- **PROBLEM STATEMENT**
Copy all of the material exactly. Pictures are not to appear in the copy.

- **Stored items from a collection**

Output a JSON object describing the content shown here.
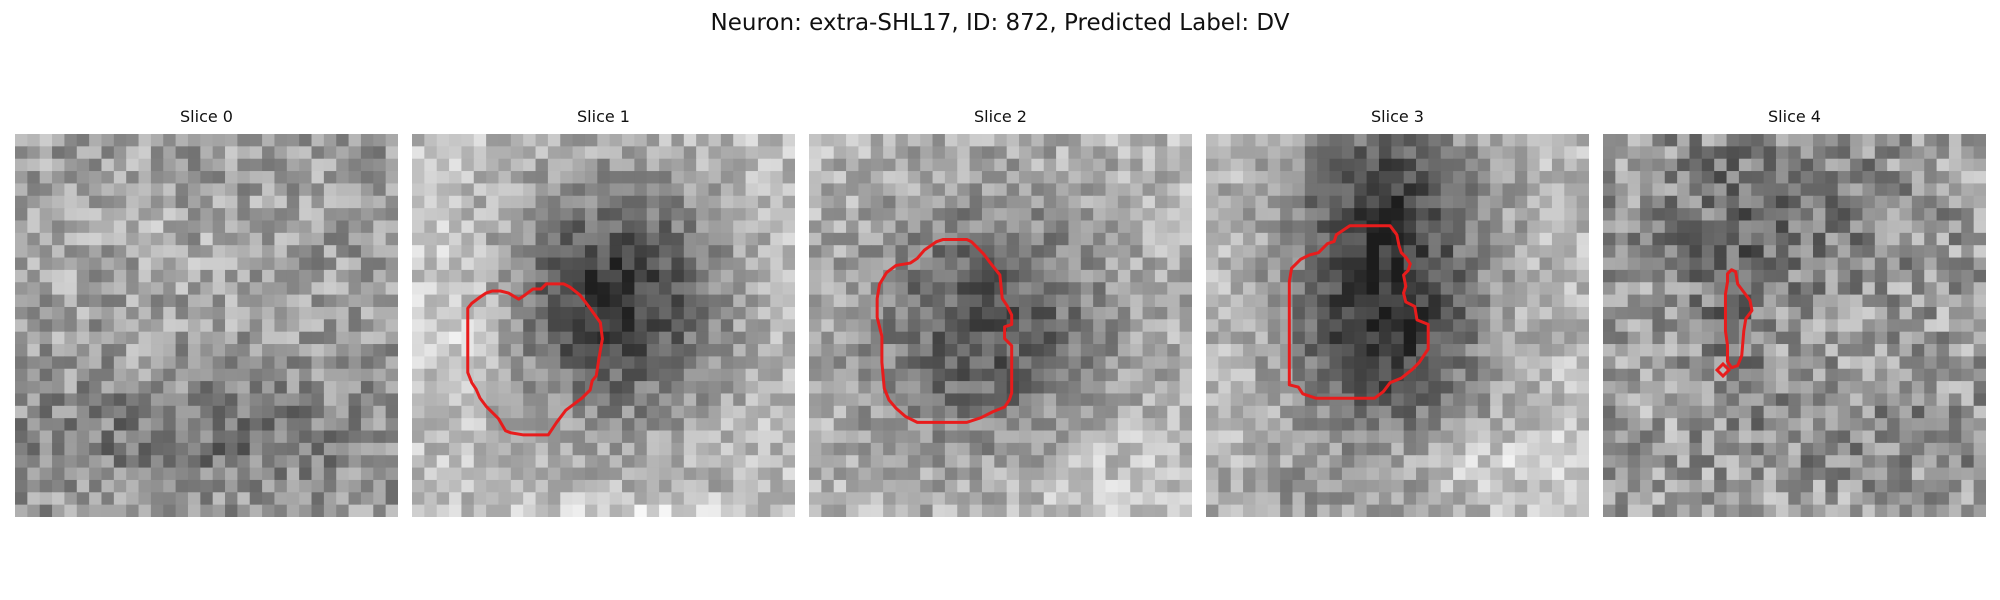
{
  "figure": {
    "suptitle": "Neuron: extra-SHL17, ID: 872, Predicted Label: DV",
    "contour_color": "#e81c1c",
    "background": "#ffffff"
  },
  "panels": [
    {
      "title": "Slice 0",
      "image_description": "noisy grayscale patch, darker band near lower-middle",
      "contour": null
    },
    {
      "title": "Slice 1",
      "image_description": "dark roughly circular cell body centered slightly right",
      "contour": "red outline"
    },
    {
      "title": "Slice 2",
      "image_description": "darker circular region in center with mixed noise",
      "contour": "red outline"
    },
    {
      "title": "Slice 3",
      "image_description": "very dark cell body in center, bright streak below",
      "contour": "red outline"
    },
    {
      "title": "Slice 4",
      "image_description": "noisy patch with a small elongated dark region",
      "contour": "small red outline"
    }
  ]
}
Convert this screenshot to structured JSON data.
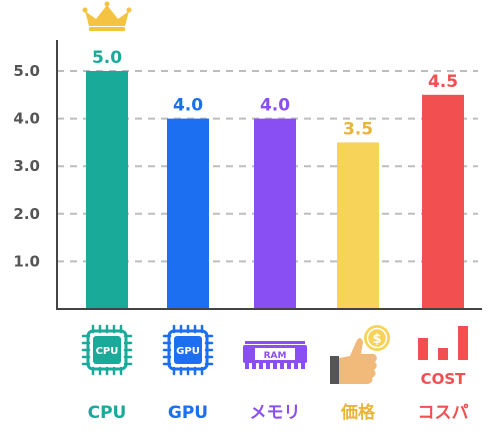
{
  "chart_data": {
    "type": "bar",
    "categories": [
      "CPU",
      "GPU",
      "メモリ",
      "価格",
      "コスパ"
    ],
    "values": [
      5.0,
      4.0,
      4.0,
      3.5,
      4.5
    ],
    "value_labels": [
      "5.0",
      "4.0",
      "4.0",
      "3.5",
      "4.5"
    ],
    "colors": [
      "#1aaa9a",
      "#1b6ff0",
      "#8a4ff2",
      "#f8d35a",
      "#f24f50"
    ],
    "label_colors": [
      "#1aaa9a",
      "#1b6ff0",
      "#8a4ff2",
      "#e8b53a",
      "#f24f50"
    ],
    "yticks": [
      "1.0",
      "2.0",
      "3.0",
      "4.0",
      "5.0"
    ],
    "ylim": [
      0,
      5.0
    ],
    "grid": true,
    "title": "",
    "xlabel": "",
    "ylabel": "",
    "icons": [
      {
        "name": "cpu-chip-icon",
        "text": "CPU"
      },
      {
        "name": "gpu-chip-icon",
        "text": "GPU"
      },
      {
        "name": "ram-module-icon",
        "text": "RAM"
      },
      {
        "name": "thumbs-up-coin-icon",
        "text": "$"
      },
      {
        "name": "cost-bars-icon",
        "text": "COST"
      }
    ],
    "highlight": {
      "category": "CPU",
      "icon": "crown-icon",
      "color": "#f5c342"
    }
  }
}
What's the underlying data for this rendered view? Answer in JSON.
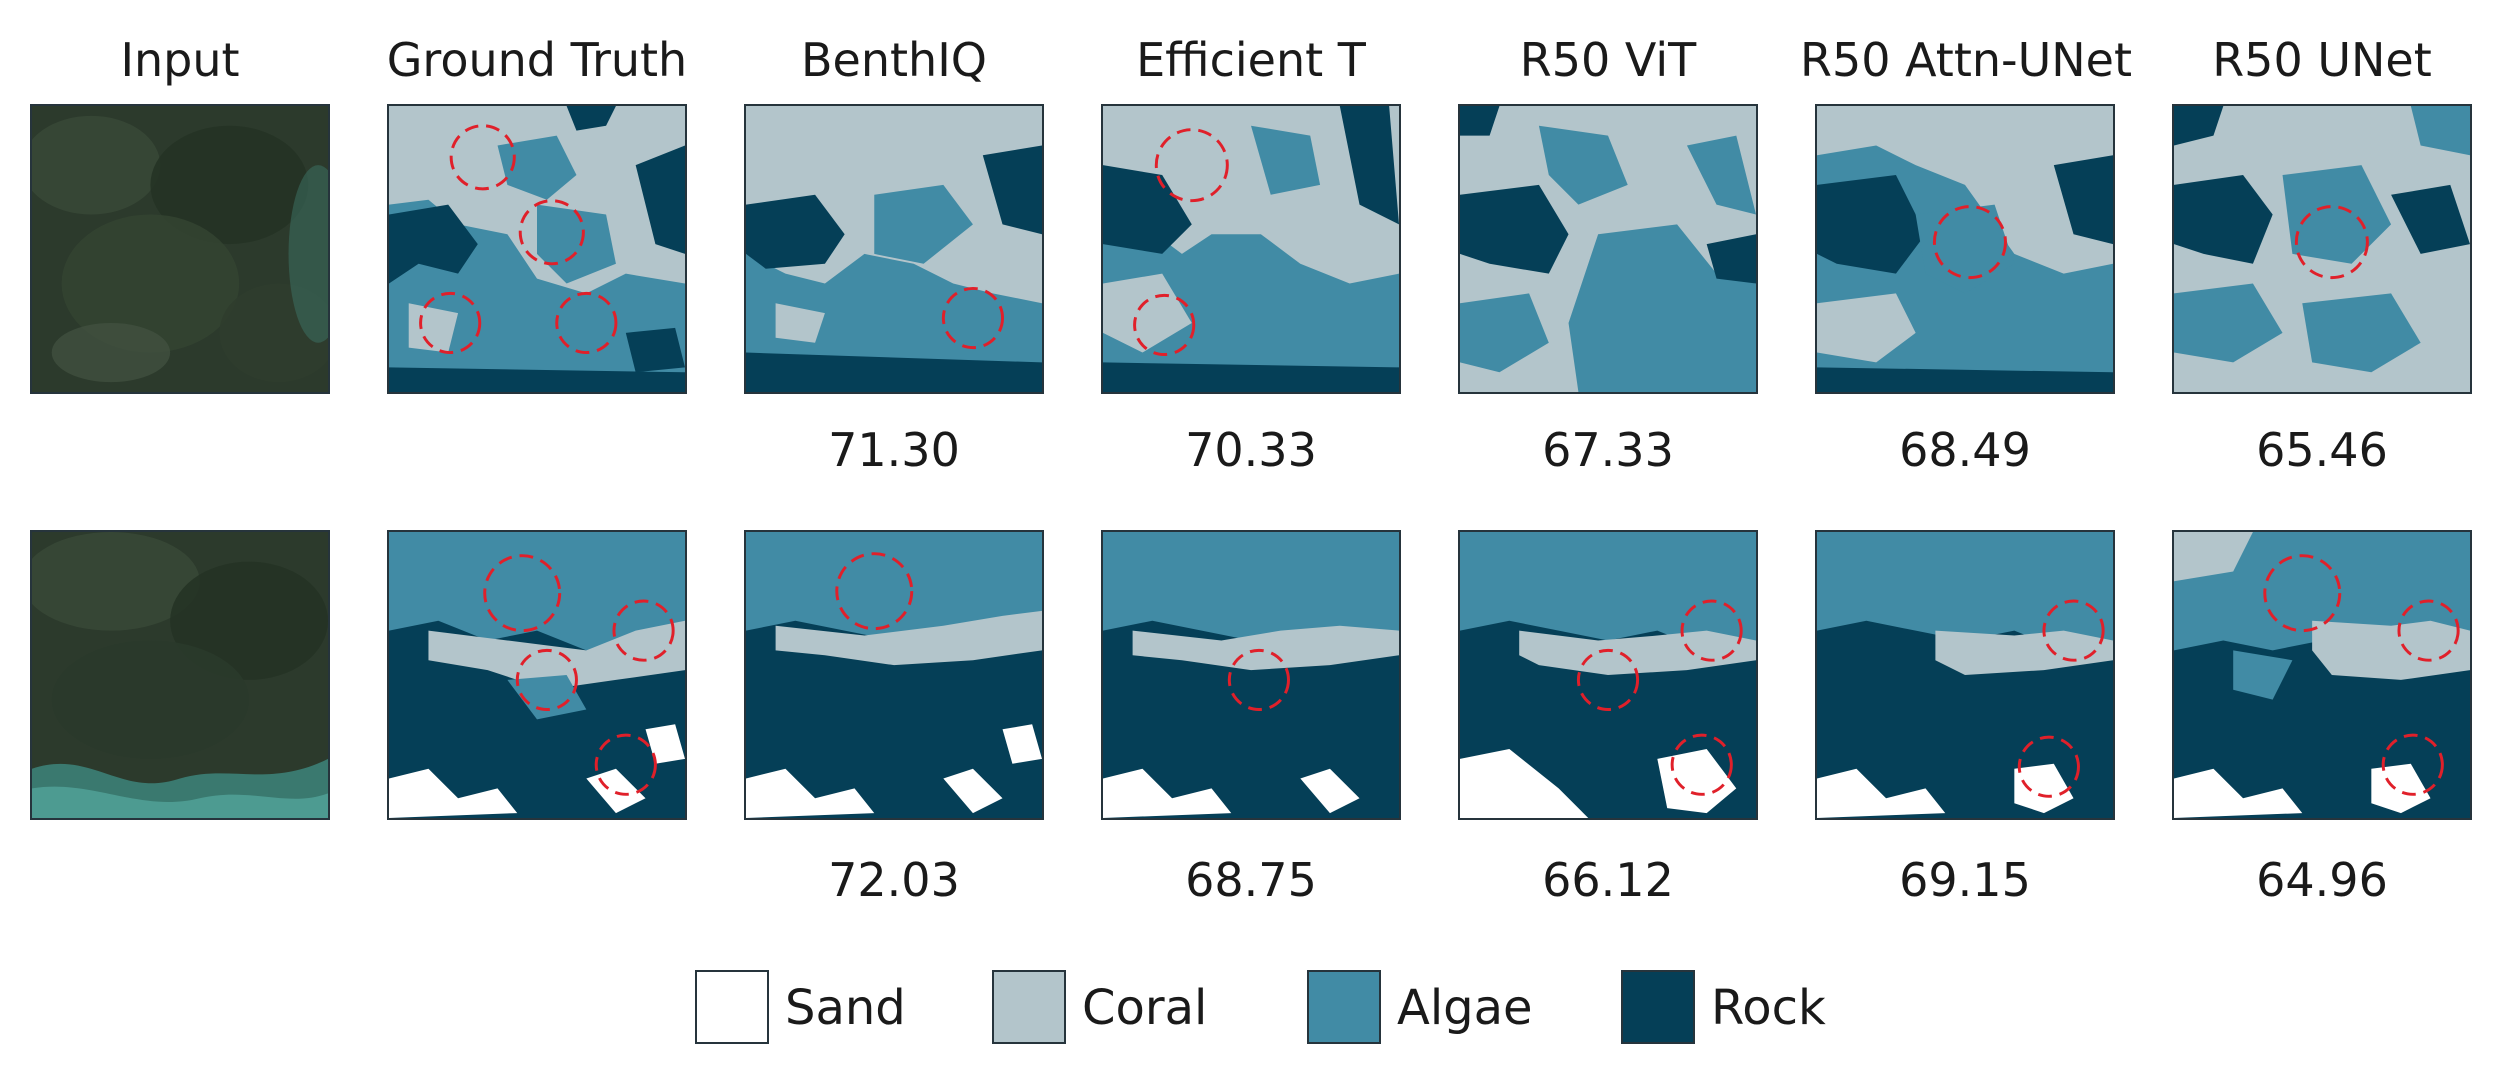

- **RESULT OF THE EXERCISE**
Output a JSON object describing the content shown here.
{
  "figure": {
    "suptitle": "Neuron: extra-SHL17, ID: 872, Predicted Label: DV",
    "contour_color": "#e81c1c",
    "background": "#ffffff"
  },
  "panels": [
    {
      "title": "Slice 0",
      "image_description": "noisy grayscale patch, darker band near lower-middle",
      "contour": null
    },
    {
      "title": "Slice 1",
      "image_description": "dark roughly circular cell body centered slightly right",
      "contour": "red outline"
    },
    {
      "title": "Slice 2",
      "image_description": "darker circular region in center with mixed noise",
      "contour": "red outline"
    },
    {
      "title": "Slice 3",
      "image_description": "very dark cell body in center, bright streak below",
      "contour": "red outline"
    },
    {
      "title": "Slice 4",
      "image_description": "noisy patch with a small elongated dark region",
      "contour": "small red outline"
    }
  ]
}
Convert this screenshot to structured JSON data.
{
  "chart_data": {
    "type": "bar",
    "categories": [
      "CPU",
      "GPU",
      "メモリ",
      "価格",
      "コスパ"
    ],
    "values": [
      5.0,
      4.0,
      4.0,
      3.5,
      4.5
    ],
    "value_labels": [
      "5.0",
      "4.0",
      "4.0",
      "3.5",
      "4.5"
    ],
    "colors": [
      "#1aaa9a",
      "#1b6ff0",
      "#8a4ff2",
      "#f8d35a",
      "#f24f50"
    ],
    "label_colors": [
      "#1aaa9a",
      "#1b6ff0",
      "#8a4ff2",
      "#e8b53a",
      "#f24f50"
    ],
    "yticks": [
      "1.0",
      "2.0",
      "3.0",
      "4.0",
      "5.0"
    ],
    "ylim": [
      0,
      5.0
    ],
    "grid": true,
    "title": "",
    "xlabel": "",
    "ylabel": "",
    "icons": [
      {
        "name": "cpu-chip-icon",
        "text": "CPU"
      },
      {
        "name": "gpu-chip-icon",
        "text": "GPU"
      },
      {
        "name": "ram-module-icon",
        "text": "RAM"
      },
      {
        "name": "thumbs-up-coin-icon",
        "text": "$"
      },
      {
        "name": "cost-bars-icon",
        "text": "COST"
      }
    ],
    "highlight": {
      "category": "CPU",
      "icon": "crown-icon",
      "color": "#f5c342"
    }
  }
}
What's the underlying data for this rendered view? Answer in JSON.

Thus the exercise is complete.